◆ Objective ◆
Determine the number of lines containing the word "text". Reply with it and nothing else.

◆ Provided records ◆
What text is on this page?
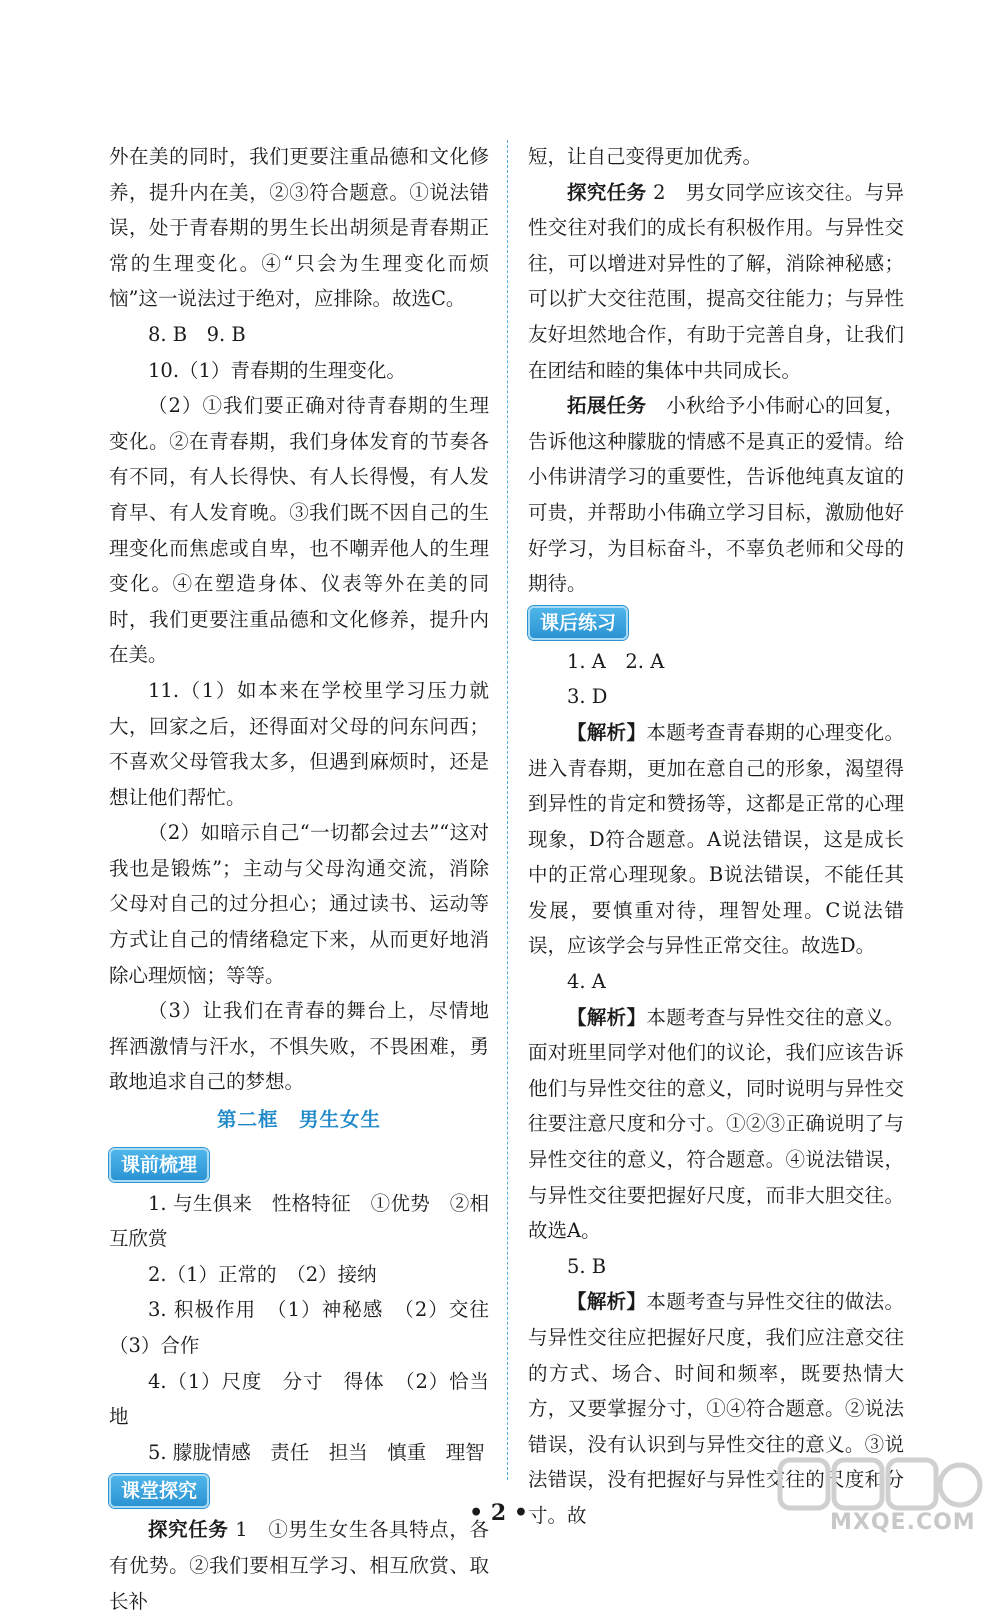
外在美的同时，我们更要注重品德和文化修养，提升内在美，②③符合题意。①说法错误，处于青春期的男生长出胡须是青春期正常的生理变化。④“只会为生理变化而烦恼”这一说法过于绝对，应排除。故选C。

8. B　9. B

10.（1）青春期的生理变化。

（2）①我们要正确对待青春期的生理变化。②在青春期，我们身体发育的节奏各有不同，有人长得快、有人长得慢，有人发育早、有人发育晚。③我们既不因自己的生理变化而焦虑或自卑，也不嘲弄他人的生理变化。④在塑造身体、仪表等外在美的同时，我们更要注重品德和文化修养，提升内在美。

11.（1）如本来在学校里学习压力就大，回家之后，还得面对父母的问东问西；不喜欢父母管我太多，但遇到麻烦时，还是想让他们帮忙。

（2）如暗示自己“一切都会过去”“这对我也是锻炼”；主动与父母沟通交流，消除父母对自己的过分担心；通过读书、运动等方式让自己的情绪稳定下来，从而更好地消除心理烦恼；等等。

（3）让我们在青春的舞台上，尽情地挥洒激情与汗水，不惧失败，不畏困难，勇敢地追求自己的梦想。

第二框　男生女生

课前梳理

1. 与生俱来　性格特征　①优势　②相互欣赏

2.（1）正常的　（2）接纳

3. 积极作用　（1）神秘感　（2）交往　（3）合作

4.（1）尺度　分寸　得体　（2）恰当地

5. 朦胧情感　责任　担当　慎重　理智

课堂探究

探究任务 1　①男生女生各具特点，各有优势。②我们要相互学习、相互欣赏、取长补

短，让自己变得更加优秀。

探究任务 2　男女同学应该交往。与异性交往对我们的成长有积极作用。与异性交往，可以增进对异性的了解，消除神秘感；可以扩大交往范围，提高交往能力；与异性友好坦然地合作，有助于完善自身，让我们在团结和睦的集体中共同成长。

拓展任务　小秋给予小伟耐心的回复，告诉他这种朦胧的情感不是真正的爱情。给小伟讲清学习的重要性，告诉他纯真友谊的可贵，并帮助小伟确立学习目标，激励他好好学习，为目标奋斗，不辜负老师和父母的期待。

课后练习

1. A　2. A

3. D

【解析】本题考查青春期的心理变化。进入青春期，更加在意自己的形象，渴望得到异性的肯定和赞扬等，这都是正常的心理现象，D符合题意。A说法错误，这是成长中的正常心理现象。B说法错误，不能任其发展，要慎重对待，理智处理。C说法错误，应该学会与异性正常交往。故选D。

4. A

【解析】本题考查与异性交往的意义。面对班里同学对他们的议论，我们应该告诉他们与异性交往的意义，同时说明与异性交往要注意尺度和分寸。①②③正确说明了与异性交往的意义，符合题意。④说法错误，与异性交往要把握好尺度，而非大胆交往。故选A。

5. B

【解析】本题考查与异性交往的做法。与异性交往应把握好尺度，我们应注意交往的方式、场合、时间和频率，既要热情大方，又要掌握分寸，①④符合题意。②说法错误，没有认识到与异性交往的意义。③说法错误，没有把握好与异性交往的尺度和分寸。故	MXQE.COM
• 2 •
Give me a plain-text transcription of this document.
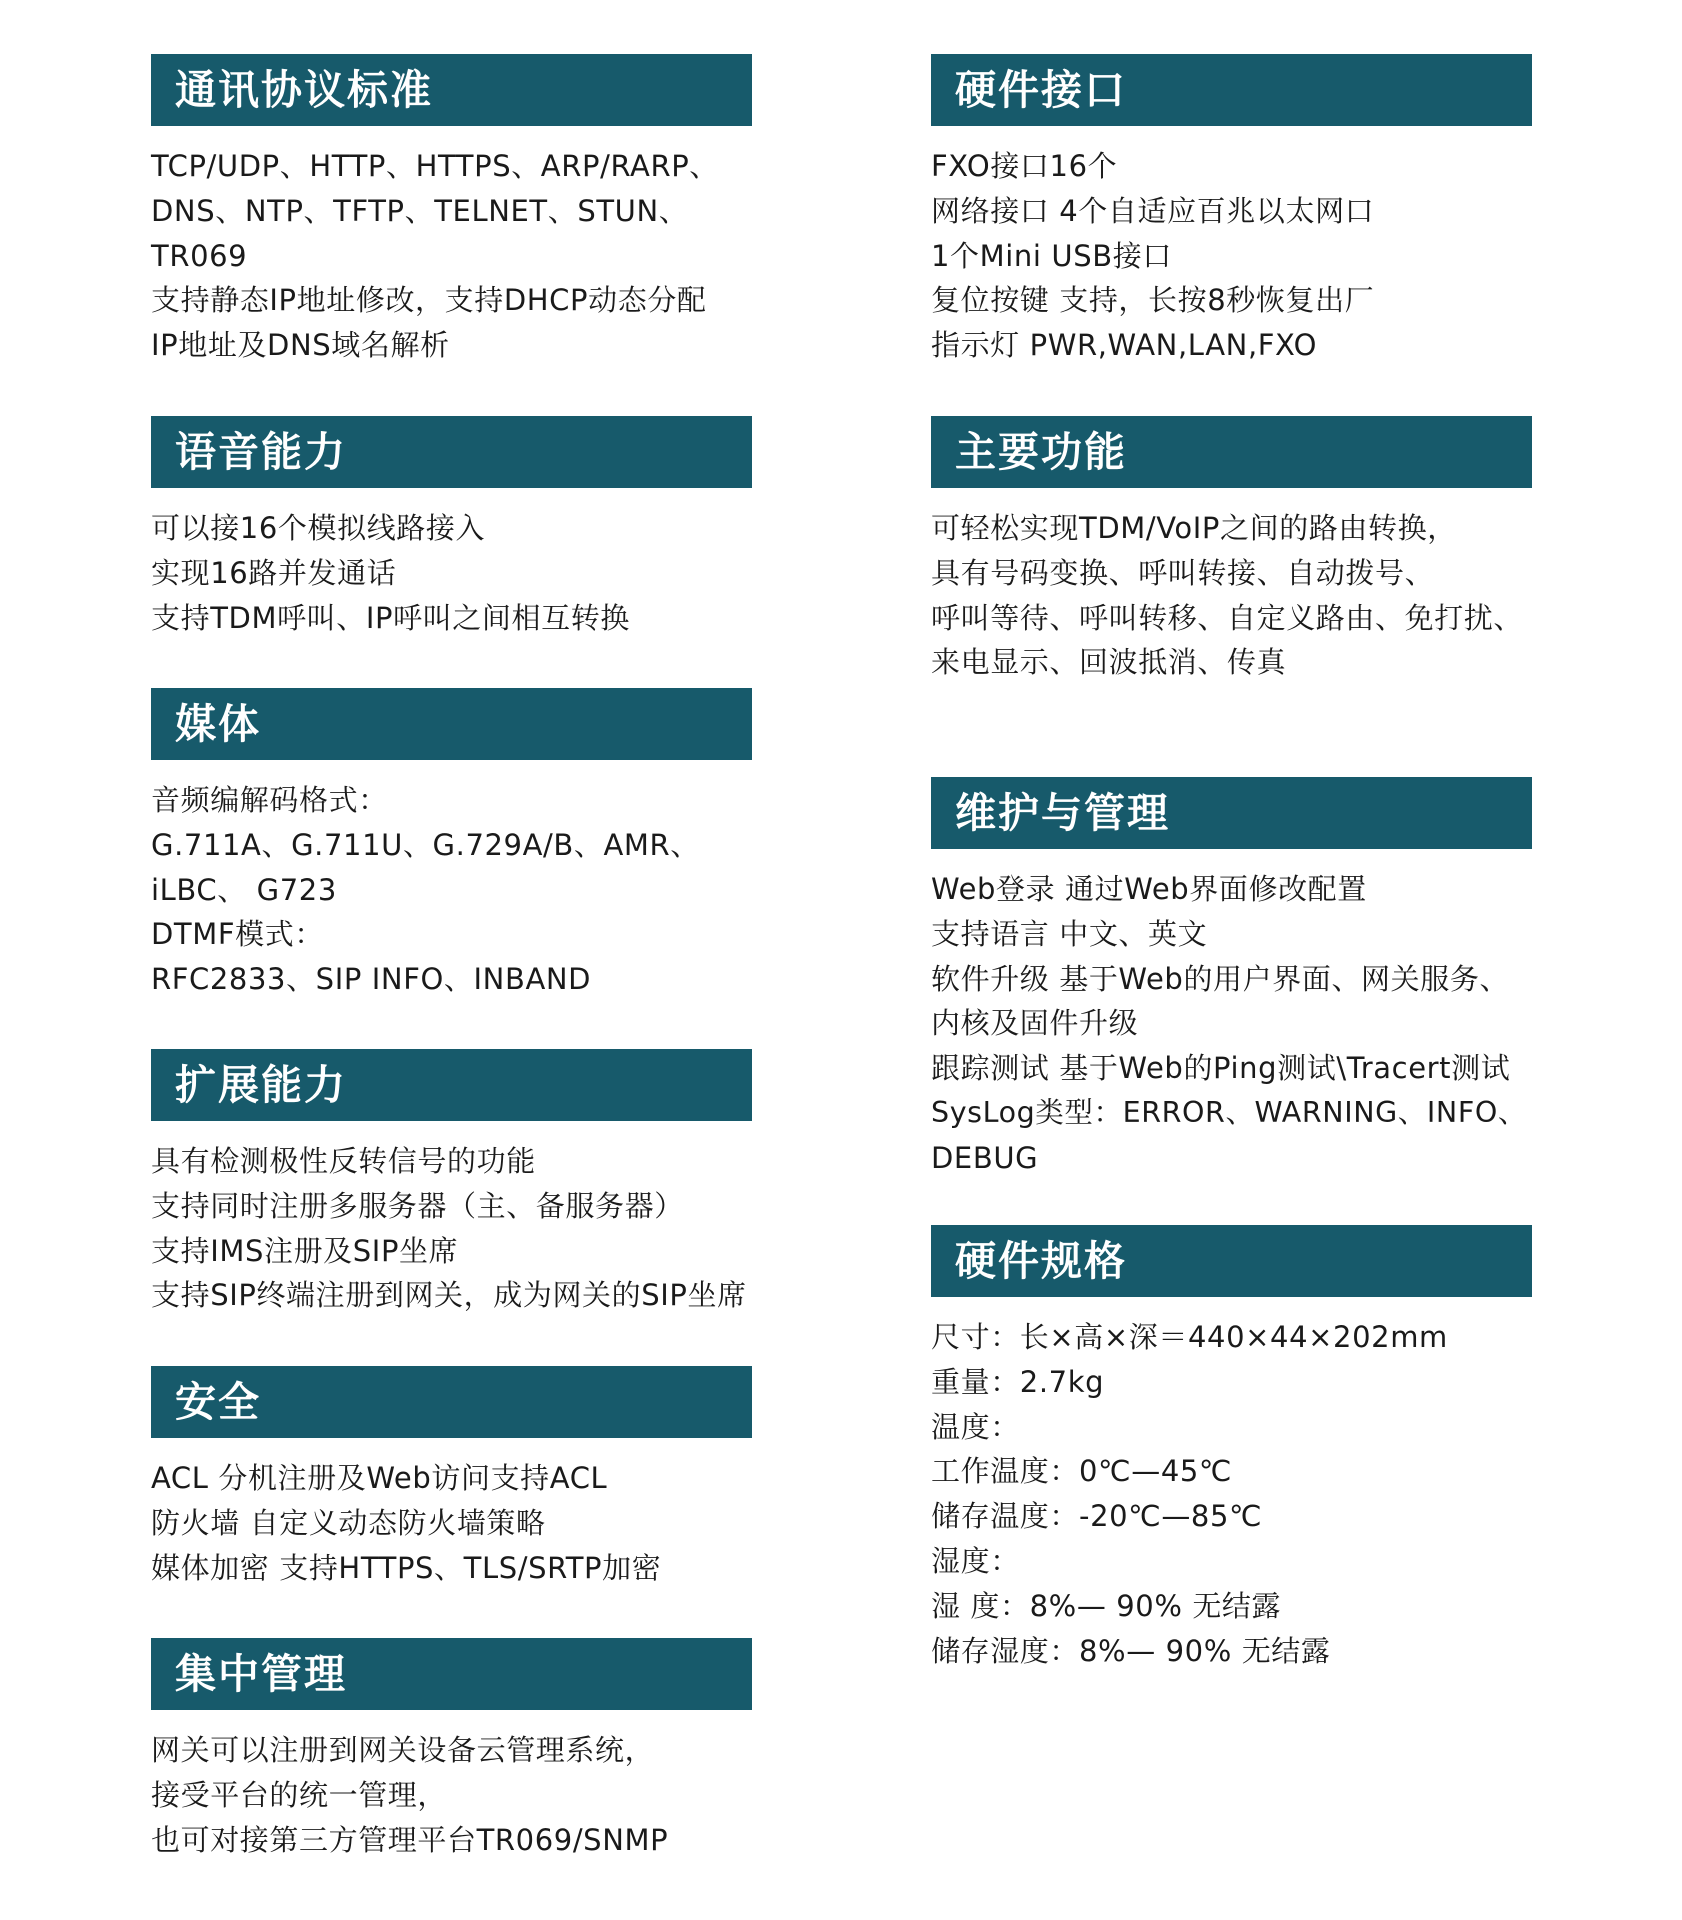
通讯协议标准
TCP/UDP、HTTP、HTTPS、ARP/RARP、
DNS、NTP、TFTP、TELNET、STUN、
TR069
支持静态IP地址修改，支持DHCP动态分配
IP地址及DNS域名解析
语音能力
可以接16个模拟线路接入
实现16路并发通话
支持TDM呼叫、IP呼叫之间相互转换
媒体
音频编解码格式：
G.711A、G.711U、G.729A/B、AMR、
iLBC、 G723
DTMF模式：
RFC2833、SIP INFO、INBAND
扩展能力
具有检测极性反转信号的功能
支持同时注册多服务器（主、备服务器）
支持IMS注册及SIP坐席
支持SIP终端注册到网关，成为网关的SIP坐席
安全
ACL 分机注册及Web访问支持ACL
防火墙 自定义动态防火墙策略
媒体加密 支持HTTPS、TLS/SRTP加密
集中管理
网关可以注册到网关设备云管理系统，
接受平台的统一管理，
也可对接第三方管理平台TR069/SNMP
硬件接口
FXO接口16个
网络接口 4个自适应百兆以太网口
1个Mini USB接口
复位按键 支持，长按8秒恢复出厂
指示灯 PWR,WAN,LAN,FXO
主要功能
可轻松实现TDM/VoIP之间的路由转换，
具有号码变换、呼叫转接、自动拨号、
呼叫等待、呼叫转移、自定义路由、免打扰、
来电显示、回波抵消、传真
维护与管理
Web登录 通过Web界面修改配置
支持语言 中文、英文
软件升级 基于Web的用户界面、网关服务、
内核及固件升级
跟踪测试 基于Web的Ping测试\Tracert测试
SysLog类型：ERROR、WARNING、INFO、
DEBUG
硬件规格
尺寸：长×高×深＝440×44×202mm
重量：2.7kg
温度：
工作温度：0℃—45℃
储存温度：-20℃—85℃
湿度：
湿 度：8%— 90% 无结露
储存湿度：8%— 90% 无结露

◆ Output of the task ◆
2